▶ _TASK INSTRUCTIONS_: Print all entries precisely as they are written.

▶ _RECORDS TO USE_:
○ ○ ○
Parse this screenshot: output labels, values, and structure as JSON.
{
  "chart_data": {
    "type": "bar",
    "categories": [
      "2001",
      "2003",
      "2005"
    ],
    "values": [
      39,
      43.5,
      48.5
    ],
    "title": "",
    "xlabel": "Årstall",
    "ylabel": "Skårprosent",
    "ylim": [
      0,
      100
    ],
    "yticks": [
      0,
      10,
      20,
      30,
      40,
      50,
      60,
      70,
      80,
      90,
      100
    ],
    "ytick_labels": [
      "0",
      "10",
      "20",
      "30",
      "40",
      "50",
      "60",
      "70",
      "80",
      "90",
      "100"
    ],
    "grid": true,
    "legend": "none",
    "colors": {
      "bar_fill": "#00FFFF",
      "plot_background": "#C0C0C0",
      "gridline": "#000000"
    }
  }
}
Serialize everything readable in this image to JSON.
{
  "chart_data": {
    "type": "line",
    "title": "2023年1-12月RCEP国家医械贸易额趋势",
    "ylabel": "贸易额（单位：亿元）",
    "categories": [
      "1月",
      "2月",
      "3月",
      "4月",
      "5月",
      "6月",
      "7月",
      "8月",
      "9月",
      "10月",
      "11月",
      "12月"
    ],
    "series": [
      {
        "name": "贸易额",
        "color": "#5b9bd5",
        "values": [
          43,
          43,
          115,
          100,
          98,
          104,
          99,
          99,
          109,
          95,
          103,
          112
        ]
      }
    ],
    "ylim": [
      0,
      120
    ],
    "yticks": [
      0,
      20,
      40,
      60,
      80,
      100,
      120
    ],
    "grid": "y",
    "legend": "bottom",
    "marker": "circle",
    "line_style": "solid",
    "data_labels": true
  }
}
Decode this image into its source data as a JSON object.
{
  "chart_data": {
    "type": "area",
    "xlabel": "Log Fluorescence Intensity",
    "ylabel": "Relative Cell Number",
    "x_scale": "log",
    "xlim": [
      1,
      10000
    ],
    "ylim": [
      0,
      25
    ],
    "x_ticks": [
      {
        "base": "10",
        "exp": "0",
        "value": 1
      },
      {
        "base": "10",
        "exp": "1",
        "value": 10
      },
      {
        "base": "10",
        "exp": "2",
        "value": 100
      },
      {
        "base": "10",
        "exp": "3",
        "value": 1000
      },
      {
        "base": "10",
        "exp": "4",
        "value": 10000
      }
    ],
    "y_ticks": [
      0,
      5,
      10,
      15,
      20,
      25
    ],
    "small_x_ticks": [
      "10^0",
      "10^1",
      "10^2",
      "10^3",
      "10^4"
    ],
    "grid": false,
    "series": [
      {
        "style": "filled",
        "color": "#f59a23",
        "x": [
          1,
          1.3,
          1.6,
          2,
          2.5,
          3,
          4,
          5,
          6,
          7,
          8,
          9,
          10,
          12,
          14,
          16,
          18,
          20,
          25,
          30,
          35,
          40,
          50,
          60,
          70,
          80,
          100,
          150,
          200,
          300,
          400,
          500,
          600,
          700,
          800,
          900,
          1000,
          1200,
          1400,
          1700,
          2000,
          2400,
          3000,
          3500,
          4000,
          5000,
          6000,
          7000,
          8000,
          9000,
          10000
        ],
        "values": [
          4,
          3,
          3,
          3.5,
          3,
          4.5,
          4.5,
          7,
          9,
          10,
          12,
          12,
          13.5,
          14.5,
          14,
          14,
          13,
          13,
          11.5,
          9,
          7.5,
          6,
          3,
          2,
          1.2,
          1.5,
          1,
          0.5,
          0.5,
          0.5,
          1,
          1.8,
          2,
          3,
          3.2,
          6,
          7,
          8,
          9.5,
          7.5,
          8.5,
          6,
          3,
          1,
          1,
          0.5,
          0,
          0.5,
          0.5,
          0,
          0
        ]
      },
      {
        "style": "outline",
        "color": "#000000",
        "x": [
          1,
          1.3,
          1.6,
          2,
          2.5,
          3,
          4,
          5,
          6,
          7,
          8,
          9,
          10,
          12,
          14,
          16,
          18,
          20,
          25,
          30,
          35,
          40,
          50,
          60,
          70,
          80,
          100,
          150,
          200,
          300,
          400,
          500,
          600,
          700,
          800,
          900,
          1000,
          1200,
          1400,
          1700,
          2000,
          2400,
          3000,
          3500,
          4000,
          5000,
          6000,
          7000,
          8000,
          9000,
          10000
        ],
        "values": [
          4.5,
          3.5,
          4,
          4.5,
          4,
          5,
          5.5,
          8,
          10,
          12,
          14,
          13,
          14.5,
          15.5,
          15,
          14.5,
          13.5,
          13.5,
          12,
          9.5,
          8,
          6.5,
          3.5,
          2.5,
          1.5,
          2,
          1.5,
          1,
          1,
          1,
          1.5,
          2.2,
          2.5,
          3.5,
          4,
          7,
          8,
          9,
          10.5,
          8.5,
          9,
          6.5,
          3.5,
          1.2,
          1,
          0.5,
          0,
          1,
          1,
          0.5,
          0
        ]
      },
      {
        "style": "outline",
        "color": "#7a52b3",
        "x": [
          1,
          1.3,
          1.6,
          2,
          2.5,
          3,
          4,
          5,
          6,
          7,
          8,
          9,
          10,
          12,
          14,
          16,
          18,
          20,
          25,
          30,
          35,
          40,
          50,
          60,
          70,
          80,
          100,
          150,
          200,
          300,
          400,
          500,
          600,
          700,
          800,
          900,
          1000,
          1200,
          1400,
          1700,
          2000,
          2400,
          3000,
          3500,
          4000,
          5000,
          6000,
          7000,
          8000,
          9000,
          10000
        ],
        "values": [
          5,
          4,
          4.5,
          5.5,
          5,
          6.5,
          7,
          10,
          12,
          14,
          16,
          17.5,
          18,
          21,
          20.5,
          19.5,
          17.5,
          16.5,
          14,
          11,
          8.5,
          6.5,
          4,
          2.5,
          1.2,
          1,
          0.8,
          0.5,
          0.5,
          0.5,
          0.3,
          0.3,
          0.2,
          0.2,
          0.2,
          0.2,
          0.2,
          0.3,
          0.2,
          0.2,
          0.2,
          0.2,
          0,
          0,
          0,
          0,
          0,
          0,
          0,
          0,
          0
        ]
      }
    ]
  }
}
○ ○ ○
▶ _SOLUTION FOR THIS PROBLEM_:
Parse this screenshot: output labels, values, and structure as JSON.
{
  "chart_data": {
    "type": "bar",
    "categories": [
      "2001",
      "2003",
      "2005"
    ],
    "values": [
      39,
      43.5,
      48.5
    ],
    "title": "",
    "xlabel": "Årstall",
    "ylabel": "Skårprosent",
    "ylim": [
      0,
      100
    ],
    "yticks": [
      0,
      10,
      20,
      30,
      40,
      50,
      60,
      70,
      80,
      90,
      100
    ],
    "ytick_labels": [
      "0",
      "10",
      "20",
      "30",
      "40",
      "50",
      "60",
      "70",
      "80",
      "90",
      "100"
    ],
    "grid": true,
    "legend": "none",
    "colors": {
      "bar_fill": "#00FFFF",
      "plot_background": "#C0C0C0",
      "gridline": "#000000"
    }
  }
}
Serialize everything readable in this image to JSON.
{
  "chart_data": {
    "type": "line",
    "title": "2023年1-12月RCEP国家医械贸易额趋势",
    "ylabel": "贸易额（单位：亿元）",
    "categories": [
      "1月",
      "2月",
      "3月",
      "4月",
      "5月",
      "6月",
      "7月",
      "8月",
      "9月",
      "10月",
      "11月",
      "12月"
    ],
    "series": [
      {
        "name": "贸易额",
        "color": "#5b9bd5",
        "values": [
          43,
          43,
          115,
          100,
          98,
          104,
          99,
          99,
          109,
          95,
          103,
          112
        ]
      }
    ],
    "ylim": [
      0,
      120
    ],
    "yticks": [
      0,
      20,
      40,
      60,
      80,
      100,
      120
    ],
    "grid": "y",
    "legend": "bottom",
    "marker": "circle",
    "line_style": "solid",
    "data_labels": true
  }
}
Decode this image into its source data as a JSON object.
{
  "chart_data": {
    "type": "area",
    "xlabel": "Log Fluorescence Intensity",
    "ylabel": "Relative Cell Number",
    "x_scale": "log",
    "xlim": [
      1,
      10000
    ],
    "ylim": [
      0,
      25
    ],
    "x_ticks": [
      {
        "base": "10",
        "exp": "0",
        "value": 1
      },
      {
        "base": "10",
        "exp": "1",
        "value": 10
      },
      {
        "base": "10",
        "exp": "2",
        "value": 100
      },
      {
        "base": "10",
        "exp": "3",
        "value": 1000
      },
      {
        "base": "10",
        "exp": "4",
        "value": 10000
      }
    ],
    "y_ticks": [
      0,
      5,
      10,
      15,
      20,
      25
    ],
    "small_x_ticks": [
      "10^0",
      "10^1",
      "10^2",
      "10^3",
      "10^4"
    ],
    "grid": false,
    "series": [
      {
        "style": "filled",
        "color": "#f59a23",
        "x": [
          1,
          1.3,
          1.6,
          2,
          2.5,
          3,
          4,
          5,
          6,
          7,
          8,
          9,
          10,
          12,
          14,
          16,
          18,
          20,
          25,
          30,
          35,
          40,
          50,
          60,
          70,
          80,
          100,
          150,
          200,
          300,
          400,
          500,
          600,
          700,
          800,
          900,
          1000,
          1200,
          1400,
          1700,
          2000,
          2400,
          3000,
          3500,
          4000,
          5000,
          6000,
          7000,
          8000,
          9000,
          10000
        ],
        "values": [
          4,
          3,
          3,
          3.5,
          3,
          4.5,
          4.5,
          7,
          9,
          10,
          12,
          12,
          13.5,
          14.5,
          14,
          14,
          13,
          13,
          11.5,
          9,
          7.5,
          6,
          3,
          2,
          1.2,
          1.5,
          1,
          0.5,
          0.5,
          0.5,
          1,
          1.8,
          2,
          3,
          3.2,
          6,
          7,
          8,
          9.5,
          7.5,
          8.5,
          6,
          3,
          1,
          1,
          0.5,
          0,
          0.5,
          0.5,
          0,
          0
        ]
      },
      {
        "style": "outline",
        "color": "#000000",
        "x": [
          1,
          1.3,
          1.6,
          2,
          2.5,
          3,
          4,
          5,
          6,
          7,
          8,
          9,
          10,
          12,
          14,
          16,
          18,
          20,
          25,
          30,
          35,
          40,
          50,
          60,
          70,
          80,
          100,
          150,
          200,
          300,
          400,
          500,
          600,
          700,
          800,
          900,
          1000,
          1200,
          1400,
          1700,
          2000,
          2400,
          3000,
          3500,
          4000,
          5000,
          6000,
          7000,
          8000,
          9000,
          10000
        ],
        "values": [
          4.5,
          3.5,
          4,
          4.5,
          4,
          5,
          5.5,
          8,
          10,
          12,
          14,
          13,
          14.5,
          15.5,
          15,
          14.5,
          13.5,
          13.5,
          12,
          9.5,
          8,
          6.5,
          3.5,
          2.5,
          1.5,
          2,
          1.5,
          1,
          1,
          1,
          1.5,
          2.2,
          2.5,
          3.5,
          4,
          7,
          8,
          9,
          10.5,
          8.5,
          9,
          6.5,
          3.5,
          1.2,
          1,
          0.5,
          0,
          1,
          1,
          0.5,
          0
        ]
      },
      {
        "style": "outline",
        "color": "#7a52b3",
        "x": [
          1,
          1.3,
          1.6,
          2,
          2.5,
          3,
          4,
          5,
          6,
          7,
          8,
          9,
          10,
          12,
          14,
          16,
          18,
          20,
          25,
          30,
          35,
          40,
          50,
          60,
          70,
          80,
          100,
          150,
          200,
          300,
          400,
          500,
          600,
          700,
          800,
          900,
          1000,
          1200,
          1400,
          1700,
          2000,
          2400,
          3000,
          3500,
          4000,
          5000,
          6000,
          7000,
          8000,
          9000,
          10000
        ],
        "values": [
          5,
          4,
          4.5,
          5.5,
          5,
          6.5,
          7,
          10,
          12,
          14,
          16,
          17.5,
          18,
          21,
          20.5,
          19.5,
          17.5,
          16.5,
          14,
          11,
          8.5,
          6.5,
          4,
          2.5,
          1.2,
          1,
          0.8,
          0.5,
          0.5,
          0.5,
          0.3,
          0.3,
          0.2,
          0.2,
          0.2,
          0.2,
          0.2,
          0.3,
          0.2,
          0.2,
          0.2,
          0.2,
          0,
          0,
          0,
          0,
          0,
          0,
          0,
          0,
          0
        ]
      }
    ]
  }
}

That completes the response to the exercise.